Work required: Copy every record below exactly.
○ ○ ○ ○ ○
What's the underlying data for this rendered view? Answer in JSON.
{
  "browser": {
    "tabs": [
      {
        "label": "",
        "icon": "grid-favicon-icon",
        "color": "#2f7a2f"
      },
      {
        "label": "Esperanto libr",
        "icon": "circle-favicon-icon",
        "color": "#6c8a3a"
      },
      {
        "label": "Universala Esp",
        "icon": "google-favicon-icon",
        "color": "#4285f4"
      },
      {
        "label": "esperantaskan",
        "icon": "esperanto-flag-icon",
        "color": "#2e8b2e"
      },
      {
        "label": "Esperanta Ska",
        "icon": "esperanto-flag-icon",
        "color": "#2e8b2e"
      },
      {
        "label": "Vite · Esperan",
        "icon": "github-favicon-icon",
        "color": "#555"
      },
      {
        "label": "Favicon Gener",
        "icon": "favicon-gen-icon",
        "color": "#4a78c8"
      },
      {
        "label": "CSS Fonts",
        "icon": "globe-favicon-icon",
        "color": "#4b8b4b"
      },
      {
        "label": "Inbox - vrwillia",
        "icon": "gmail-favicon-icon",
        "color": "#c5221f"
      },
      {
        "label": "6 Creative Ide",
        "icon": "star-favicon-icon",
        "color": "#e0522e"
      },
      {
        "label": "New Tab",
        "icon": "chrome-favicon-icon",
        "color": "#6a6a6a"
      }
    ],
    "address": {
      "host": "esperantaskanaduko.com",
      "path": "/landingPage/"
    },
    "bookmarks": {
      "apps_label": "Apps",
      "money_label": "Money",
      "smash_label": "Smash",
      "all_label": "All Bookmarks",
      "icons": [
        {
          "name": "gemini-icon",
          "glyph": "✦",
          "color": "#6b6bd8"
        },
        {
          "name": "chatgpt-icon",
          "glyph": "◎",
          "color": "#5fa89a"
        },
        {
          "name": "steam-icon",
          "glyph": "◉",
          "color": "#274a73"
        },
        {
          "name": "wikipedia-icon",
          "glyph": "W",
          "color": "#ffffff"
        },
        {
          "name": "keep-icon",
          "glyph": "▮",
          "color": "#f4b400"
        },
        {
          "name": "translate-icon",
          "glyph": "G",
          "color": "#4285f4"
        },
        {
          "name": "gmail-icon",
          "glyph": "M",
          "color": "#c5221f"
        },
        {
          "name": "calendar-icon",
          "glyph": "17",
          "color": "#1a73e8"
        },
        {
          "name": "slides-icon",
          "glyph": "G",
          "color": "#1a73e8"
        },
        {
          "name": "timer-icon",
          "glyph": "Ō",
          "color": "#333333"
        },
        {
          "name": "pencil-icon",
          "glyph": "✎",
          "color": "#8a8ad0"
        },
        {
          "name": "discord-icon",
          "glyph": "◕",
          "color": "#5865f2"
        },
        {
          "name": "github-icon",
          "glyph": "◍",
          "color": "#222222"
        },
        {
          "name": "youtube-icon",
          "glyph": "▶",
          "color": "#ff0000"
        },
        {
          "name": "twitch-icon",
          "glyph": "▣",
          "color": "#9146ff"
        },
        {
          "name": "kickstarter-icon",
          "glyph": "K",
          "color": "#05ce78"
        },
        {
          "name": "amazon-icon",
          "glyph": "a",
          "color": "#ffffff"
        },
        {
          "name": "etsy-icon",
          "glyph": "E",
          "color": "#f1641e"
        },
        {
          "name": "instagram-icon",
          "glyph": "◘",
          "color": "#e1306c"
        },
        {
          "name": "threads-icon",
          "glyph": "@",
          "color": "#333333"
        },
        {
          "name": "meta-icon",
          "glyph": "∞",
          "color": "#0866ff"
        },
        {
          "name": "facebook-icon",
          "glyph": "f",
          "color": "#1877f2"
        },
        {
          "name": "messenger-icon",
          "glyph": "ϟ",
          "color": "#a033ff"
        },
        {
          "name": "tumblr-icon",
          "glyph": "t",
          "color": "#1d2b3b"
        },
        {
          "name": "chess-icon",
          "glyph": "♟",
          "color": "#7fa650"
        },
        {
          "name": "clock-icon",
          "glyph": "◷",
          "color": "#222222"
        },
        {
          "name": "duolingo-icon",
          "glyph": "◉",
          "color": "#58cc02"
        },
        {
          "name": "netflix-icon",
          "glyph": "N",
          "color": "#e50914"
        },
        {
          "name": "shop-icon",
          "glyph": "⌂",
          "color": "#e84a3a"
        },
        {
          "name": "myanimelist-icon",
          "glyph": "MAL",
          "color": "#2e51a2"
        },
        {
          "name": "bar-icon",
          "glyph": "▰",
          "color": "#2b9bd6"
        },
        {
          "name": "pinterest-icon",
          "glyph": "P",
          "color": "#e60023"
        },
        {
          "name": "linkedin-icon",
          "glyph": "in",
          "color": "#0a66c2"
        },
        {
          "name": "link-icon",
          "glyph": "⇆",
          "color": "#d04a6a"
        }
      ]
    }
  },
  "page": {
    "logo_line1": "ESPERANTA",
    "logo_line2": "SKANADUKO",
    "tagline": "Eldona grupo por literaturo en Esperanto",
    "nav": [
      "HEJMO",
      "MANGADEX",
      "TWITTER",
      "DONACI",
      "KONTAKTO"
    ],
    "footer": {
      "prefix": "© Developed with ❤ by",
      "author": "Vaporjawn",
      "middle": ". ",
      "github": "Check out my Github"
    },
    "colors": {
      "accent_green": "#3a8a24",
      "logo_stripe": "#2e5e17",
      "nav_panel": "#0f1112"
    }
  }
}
○ ○ ○ ○ ○
Response for this exercise:
What's the underlying data for this rendered view? Answer in JSON.
{
  "browser": {
    "tabs": [
      {
        "label": "",
        "icon": "grid-favicon-icon",
        "color": "#2f7a2f"
      },
      {
        "label": "Esperanto libr",
        "icon": "circle-favicon-icon",
        "color": "#6c8a3a"
      },
      {
        "label": "Universala Esp",
        "icon": "google-favicon-icon",
        "color": "#4285f4"
      },
      {
        "label": "esperantaskan",
        "icon": "esperanto-flag-icon",
        "color": "#2e8b2e"
      },
      {
        "label": "Esperanta Ska",
        "icon": "esperanto-flag-icon",
        "color": "#2e8b2e"
      },
      {
        "label": "Vite · Esperan",
        "icon": "github-favicon-icon",
        "color": "#555"
      },
      {
        "label": "Favicon Gener",
        "icon": "favicon-gen-icon",
        "color": "#4a78c8"
      },
      {
        "label": "CSS Fonts",
        "icon": "globe-favicon-icon",
        "color": "#4b8b4b"
      },
      {
        "label": "Inbox - vrwillia",
        "icon": "gmail-favicon-icon",
        "color": "#c5221f"
      },
      {
        "label": "6 Creative Ide",
        "icon": "star-favicon-icon",
        "color": "#e0522e"
      },
      {
        "label": "New Tab",
        "icon": "chrome-favicon-icon",
        "color": "#6a6a6a"
      }
    ],
    "address": {
      "host": "esperantaskanaduko.com",
      "path": "/landingPage/"
    },
    "bookmarks": {
      "apps_label": "Apps",
      "money_label": "Money",
      "smash_label": "Smash",
      "all_label": "All Bookmarks",
      "icons": [
        {
          "name": "gemini-icon",
          "glyph": "✦",
          "color": "#6b6bd8"
        },
        {
          "name": "chatgpt-icon",
          "glyph": "◎",
          "color": "#5fa89a"
        },
        {
          "name": "steam-icon",
          "glyph": "◉",
          "color": "#274a73"
        },
        {
          "name": "wikipedia-icon",
          "glyph": "W",
          "color": "#ffffff"
        },
        {
          "name": "keep-icon",
          "glyph": "▮",
          "color": "#f4b400"
        },
        {
          "name": "translate-icon",
          "glyph": "G",
          "color": "#4285f4"
        },
        {
          "name": "gmail-icon",
          "glyph": "M",
          "color": "#c5221f"
        },
        {
          "name": "calendar-icon",
          "glyph": "17",
          "color": "#1a73e8"
        },
        {
          "name": "slides-icon",
          "glyph": "G",
          "color": "#1a73e8"
        },
        {
          "name": "timer-icon",
          "glyph": "Ō",
          "color": "#333333"
        },
        {
          "name": "pencil-icon",
          "glyph": "✎",
          "color": "#8a8ad0"
        },
        {
          "name": "discord-icon",
          "glyph": "◕",
          "color": "#5865f2"
        },
        {
          "name": "github-icon",
          "glyph": "◍",
          "color": "#222222"
        },
        {
          "name": "youtube-icon",
          "glyph": "▶",
          "color": "#ff0000"
        },
        {
          "name": "twitch-icon",
          "glyph": "▣",
          "color": "#9146ff"
        },
        {
          "name": "kickstarter-icon",
          "glyph": "K",
          "color": "#05ce78"
        },
        {
          "name": "amazon-icon",
          "glyph": "a",
          "color": "#ffffff"
        },
        {
          "name": "etsy-icon",
          "glyph": "E",
          "color": "#f1641e"
        },
        {
          "name": "instagram-icon",
          "glyph": "◘",
          "color": "#e1306c"
        },
        {
          "name": "threads-icon",
          "glyph": "@",
          "color": "#333333"
        },
        {
          "name": "meta-icon",
          "glyph": "∞",
          "color": "#0866ff"
        },
        {
          "name": "facebook-icon",
          "glyph": "f",
          "color": "#1877f2"
        },
        {
          "name": "messenger-icon",
          "glyph": "ϟ",
          "color": "#a033ff"
        },
        {
          "name": "tumblr-icon",
          "glyph": "t",
          "color": "#1d2b3b"
        },
        {
          "name": "chess-icon",
          "glyph": "♟",
          "color": "#7fa650"
        },
        {
          "name": "clock-icon",
          "glyph": "◷",
          "color": "#222222"
        },
        {
          "name": "duolingo-icon",
          "glyph": "◉",
          "color": "#58cc02"
        },
        {
          "name": "netflix-icon",
          "glyph": "N",
          "color": "#e50914"
        },
        {
          "name": "shop-icon",
          "glyph": "⌂",
          "color": "#e84a3a"
        },
        {
          "name": "myanimelist-icon",
          "glyph": "MAL",
          "color": "#2e51a2"
        },
        {
          "name": "bar-icon",
          "glyph": "▰",
          "color": "#2b9bd6"
        },
        {
          "name": "pinterest-icon",
          "glyph": "P",
          "color": "#e60023"
        },
        {
          "name": "linkedin-icon",
          "glyph": "in",
          "color": "#0a66c2"
        },
        {
          "name": "link-icon",
          "glyph": "⇆",
          "color": "#d04a6a"
        }
      ]
    }
  },
  "page": {
    "logo_line1": "ESPERANTA",
    "logo_line2": "SKANADUKO",
    "tagline": "Eldona grupo por literaturo en Esperanto",
    "nav": [
      "HEJMO",
      "MANGADEX",
      "TWITTER",
      "DONACI",
      "KONTAKTO"
    ],
    "footer": {
      "prefix": "© Developed with ❤ by",
      "author": "Vaporjawn",
      "middle": ". ",
      "github": "Check out my Github"
    },
    "colors": {
      "accent_green": "#3a8a24",
      "logo_stripe": "#2e5e17",
      "nav_panel": "#0f1112"
    }
  }
}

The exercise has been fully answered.